___ Task material

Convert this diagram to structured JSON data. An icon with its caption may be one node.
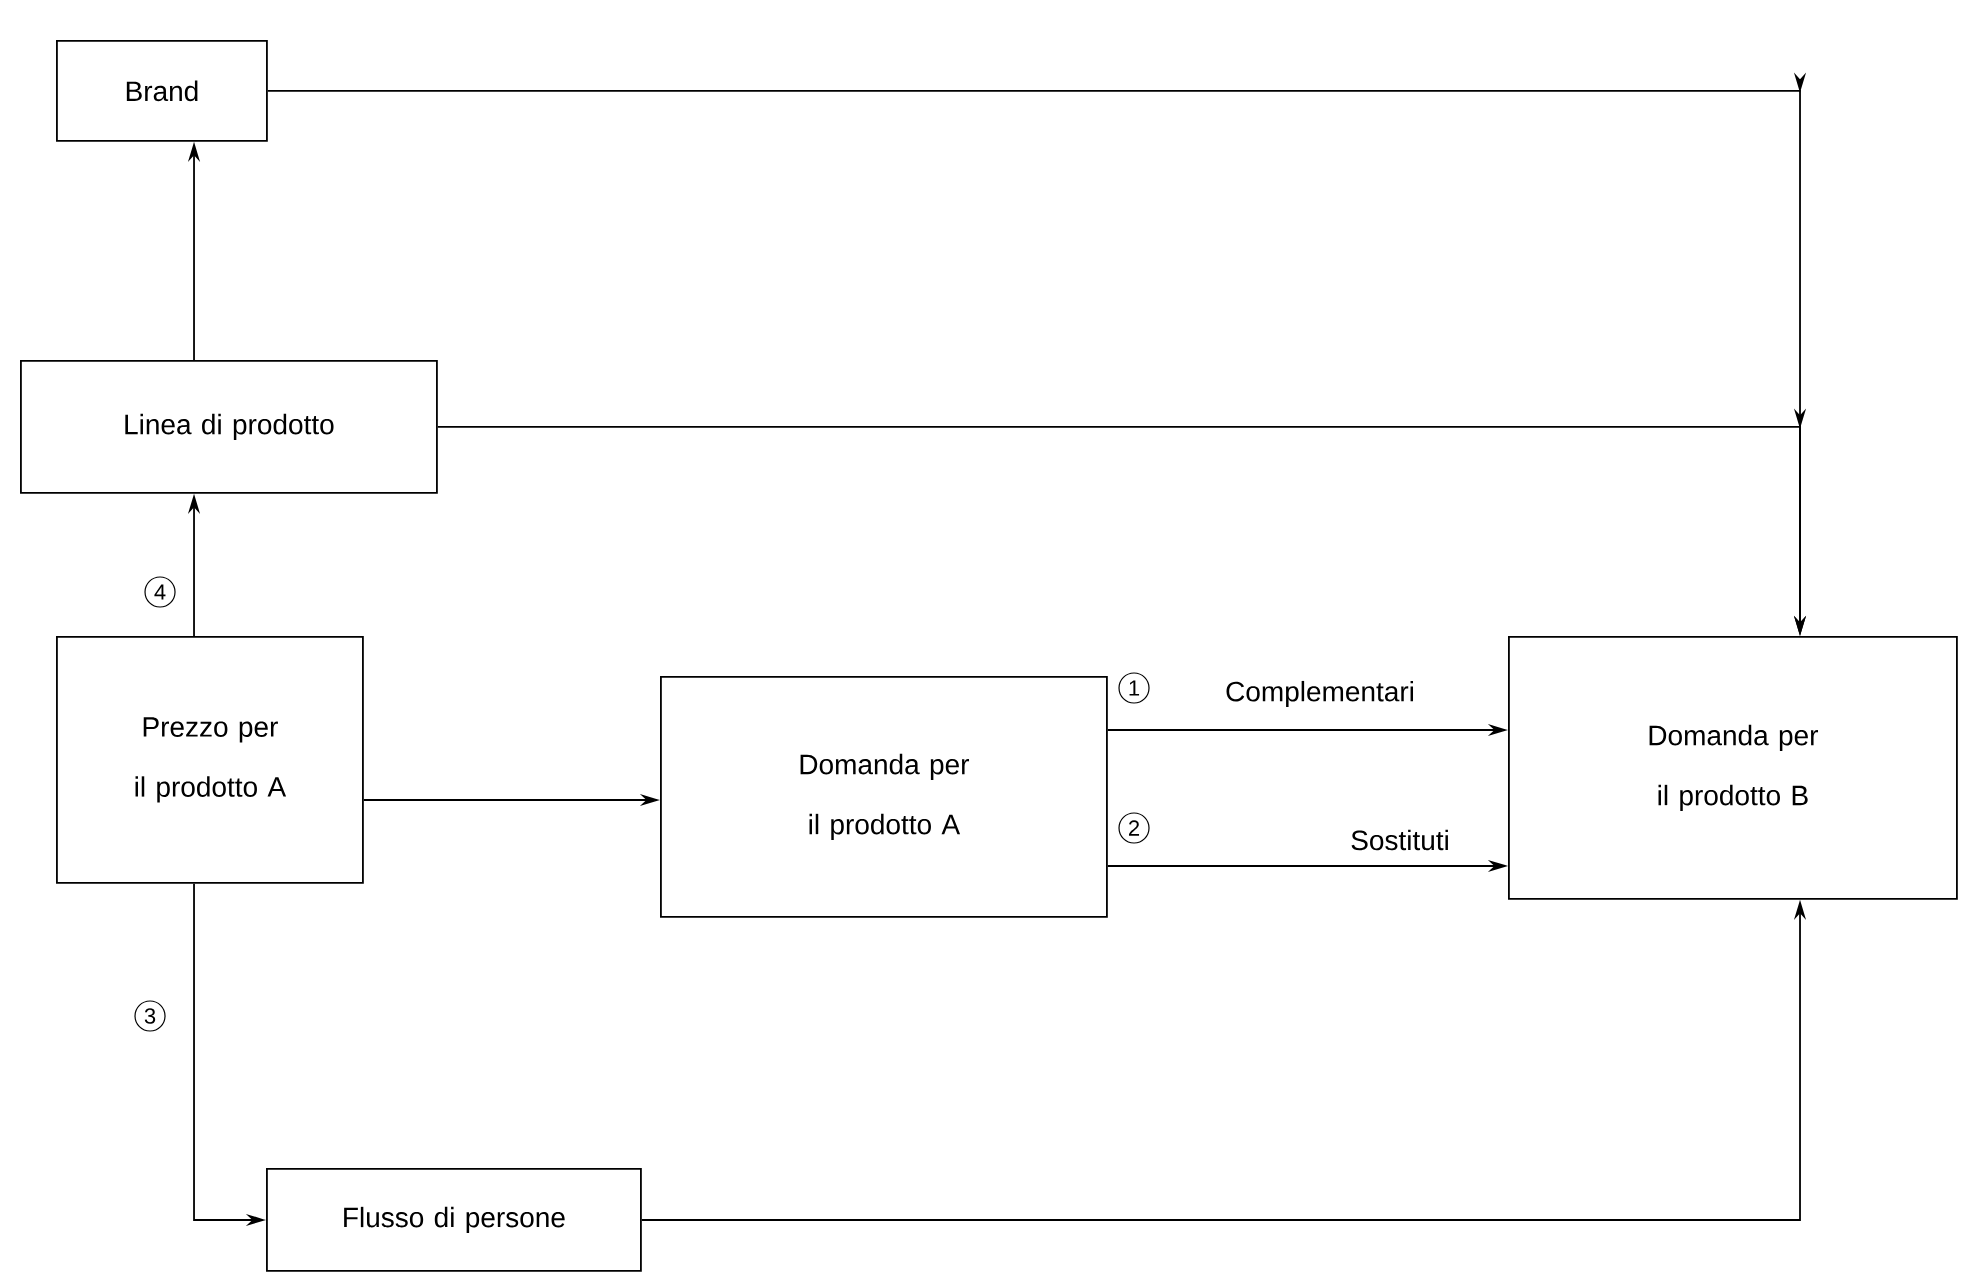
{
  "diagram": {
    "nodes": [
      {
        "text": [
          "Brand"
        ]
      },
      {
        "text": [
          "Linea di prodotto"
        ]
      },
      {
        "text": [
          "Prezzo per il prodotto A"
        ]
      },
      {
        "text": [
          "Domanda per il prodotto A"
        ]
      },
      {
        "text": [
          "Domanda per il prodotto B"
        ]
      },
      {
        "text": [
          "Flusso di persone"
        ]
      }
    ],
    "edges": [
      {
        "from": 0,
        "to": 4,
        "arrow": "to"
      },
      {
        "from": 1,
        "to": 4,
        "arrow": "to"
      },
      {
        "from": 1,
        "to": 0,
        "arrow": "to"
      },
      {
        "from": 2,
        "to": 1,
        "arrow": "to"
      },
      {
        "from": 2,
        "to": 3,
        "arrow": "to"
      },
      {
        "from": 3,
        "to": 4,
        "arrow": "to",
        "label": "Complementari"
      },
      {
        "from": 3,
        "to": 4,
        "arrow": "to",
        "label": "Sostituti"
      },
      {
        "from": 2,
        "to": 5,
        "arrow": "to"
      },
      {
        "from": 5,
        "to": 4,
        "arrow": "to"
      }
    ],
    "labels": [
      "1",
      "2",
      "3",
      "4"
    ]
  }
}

______

(Your task):
Filter lines by "Domanda" and return each hit.

(Task result):
          "Domanda per il prodotto A"
          "Domanda per il prodotto B"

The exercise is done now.